Task details: Each entry below should be reproduced character for character.

Listed entries:
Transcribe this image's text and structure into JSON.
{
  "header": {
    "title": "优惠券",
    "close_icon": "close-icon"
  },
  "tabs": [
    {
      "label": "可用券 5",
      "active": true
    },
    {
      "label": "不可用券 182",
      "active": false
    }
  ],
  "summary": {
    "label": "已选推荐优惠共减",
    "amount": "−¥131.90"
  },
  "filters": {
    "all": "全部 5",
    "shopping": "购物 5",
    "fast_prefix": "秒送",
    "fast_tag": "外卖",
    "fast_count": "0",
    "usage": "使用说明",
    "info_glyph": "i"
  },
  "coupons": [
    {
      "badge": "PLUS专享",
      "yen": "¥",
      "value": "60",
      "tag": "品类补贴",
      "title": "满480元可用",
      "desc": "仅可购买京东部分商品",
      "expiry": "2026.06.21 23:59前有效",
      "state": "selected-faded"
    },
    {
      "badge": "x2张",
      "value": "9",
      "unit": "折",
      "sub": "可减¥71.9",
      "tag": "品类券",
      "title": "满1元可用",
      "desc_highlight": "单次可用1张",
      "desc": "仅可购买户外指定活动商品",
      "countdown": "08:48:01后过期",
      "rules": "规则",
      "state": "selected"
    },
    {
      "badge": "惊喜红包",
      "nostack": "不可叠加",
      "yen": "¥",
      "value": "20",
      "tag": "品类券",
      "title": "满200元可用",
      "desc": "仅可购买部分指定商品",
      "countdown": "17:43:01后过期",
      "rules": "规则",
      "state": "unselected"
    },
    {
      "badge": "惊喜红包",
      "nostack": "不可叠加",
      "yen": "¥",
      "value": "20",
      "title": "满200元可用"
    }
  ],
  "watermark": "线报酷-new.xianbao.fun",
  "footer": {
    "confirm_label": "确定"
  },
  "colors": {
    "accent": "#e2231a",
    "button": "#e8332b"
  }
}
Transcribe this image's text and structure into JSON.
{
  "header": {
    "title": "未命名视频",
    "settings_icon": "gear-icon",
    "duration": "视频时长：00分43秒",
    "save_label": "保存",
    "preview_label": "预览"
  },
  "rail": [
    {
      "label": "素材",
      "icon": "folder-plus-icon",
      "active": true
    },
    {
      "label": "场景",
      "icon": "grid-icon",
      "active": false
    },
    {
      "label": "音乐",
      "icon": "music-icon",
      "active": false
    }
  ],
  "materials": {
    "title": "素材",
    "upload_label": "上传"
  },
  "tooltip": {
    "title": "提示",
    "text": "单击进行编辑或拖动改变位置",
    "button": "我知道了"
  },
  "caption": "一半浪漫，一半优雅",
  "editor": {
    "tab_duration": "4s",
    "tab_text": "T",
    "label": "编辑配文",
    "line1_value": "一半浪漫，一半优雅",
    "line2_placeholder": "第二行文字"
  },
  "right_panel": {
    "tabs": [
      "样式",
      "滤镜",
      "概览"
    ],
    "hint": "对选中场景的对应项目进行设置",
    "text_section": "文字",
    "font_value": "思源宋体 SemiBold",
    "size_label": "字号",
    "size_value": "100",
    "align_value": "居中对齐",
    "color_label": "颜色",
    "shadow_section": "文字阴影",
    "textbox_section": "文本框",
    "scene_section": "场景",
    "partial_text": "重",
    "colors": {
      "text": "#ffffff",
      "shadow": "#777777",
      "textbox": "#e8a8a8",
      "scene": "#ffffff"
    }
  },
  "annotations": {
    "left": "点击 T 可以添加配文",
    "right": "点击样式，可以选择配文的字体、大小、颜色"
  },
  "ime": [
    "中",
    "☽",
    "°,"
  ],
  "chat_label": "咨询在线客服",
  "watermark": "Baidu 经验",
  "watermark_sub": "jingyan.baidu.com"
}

Task solution:
Transcribe this image's text and structure into JSON.
{
  "header": {
    "title": "优惠券",
    "close_icon": "close-icon"
  },
  "tabs": [
    {
      "label": "可用券 5",
      "active": true
    },
    {
      "label": "不可用券 182",
      "active": false
    }
  ],
  "summary": {
    "label": "已选推荐优惠共减",
    "amount": "−¥131.90"
  },
  "filters": {
    "all": "全部 5",
    "shopping": "购物 5",
    "fast_prefix": "秒送",
    "fast_tag": "外卖",
    "fast_count": "0",
    "usage": "使用说明",
    "info_glyph": "i"
  },
  "coupons": [
    {
      "badge": "PLUS专享",
      "yen": "¥",
      "value": "60",
      "tag": "品类补贴",
      "title": "满480元可用",
      "desc": "仅可购买京东部分商品",
      "expiry": "2026.06.21 23:59前有效",
      "state": "selected-faded"
    },
    {
      "badge": "x2张",
      "value": "9",
      "unit": "折",
      "sub": "可减¥71.9",
      "tag": "品类券",
      "title": "满1元可用",
      "desc_highlight": "单次可用1张",
      "desc": "仅可购买户外指定活动商品",
      "countdown": "08:48:01后过期",
      "rules": "规则",
      "state": "selected"
    },
    {
      "badge": "惊喜红包",
      "nostack": "不可叠加",
      "yen": "¥",
      "value": "20",
      "tag": "品类券",
      "title": "满200元可用",
      "desc": "仅可购买部分指定商品",
      "countdown": "17:43:01后过期",
      "rules": "规则",
      "state": "unselected"
    },
    {
      "badge": "惊喜红包",
      "nostack": "不可叠加",
      "yen": "¥",
      "value": "20",
      "title": "满200元可用"
    }
  ],
  "watermark": "线报酷-new.xianbao.fun",
  "footer": {
    "confirm_label": "确定"
  },
  "colors": {
    "accent": "#e2231a",
    "button": "#e8332b"
  }
}
Transcribe this image's text and structure into JSON.
{
  "header": {
    "title": "未命名视频",
    "settings_icon": "gear-icon",
    "duration": "视频时长：00分43秒",
    "save_label": "保存",
    "preview_label": "预览"
  },
  "rail": [
    {
      "label": "素材",
      "icon": "folder-plus-icon",
      "active": true
    },
    {
      "label": "场景",
      "icon": "grid-icon",
      "active": false
    },
    {
      "label": "音乐",
      "icon": "music-icon",
      "active": false
    }
  ],
  "materials": {
    "title": "素材",
    "upload_label": "上传"
  },
  "tooltip": {
    "title": "提示",
    "text": "单击进行编辑或拖动改变位置",
    "button": "我知道了"
  },
  "caption": "一半浪漫，一半优雅",
  "editor": {
    "tab_duration": "4s",
    "tab_text": "T",
    "label": "编辑配文",
    "line1_value": "一半浪漫，一半优雅",
    "line2_placeholder": "第二行文字"
  },
  "right_panel": {
    "tabs": [
      "样式",
      "滤镜",
      "概览"
    ],
    "hint": "对选中场景的对应项目进行设置",
    "text_section": "文字",
    "font_value": "思源宋体 SemiBold",
    "size_label": "字号",
    "size_value": "100",
    "align_value": "居中对齐",
    "color_label": "颜色",
    "shadow_section": "文字阴影",
    "textbox_section": "文本框",
    "scene_section": "场景",
    "partial_text": "重",
    "colors": {
      "text": "#ffffff",
      "shadow": "#777777",
      "textbox": "#e8a8a8",
      "scene": "#ffffff"
    }
  },
  "annotations": {
    "left": "点击 T 可以添加配文",
    "right": "点击样式，可以选择配文的字体、大小、颜色"
  },
  "ime": [
    "中",
    "☽",
    "°,"
  ],
  "chat_label": "咨询在线客服",
  "watermark": "Baidu 经验",
  "watermark_sub": "jingyan.baidu.com"
}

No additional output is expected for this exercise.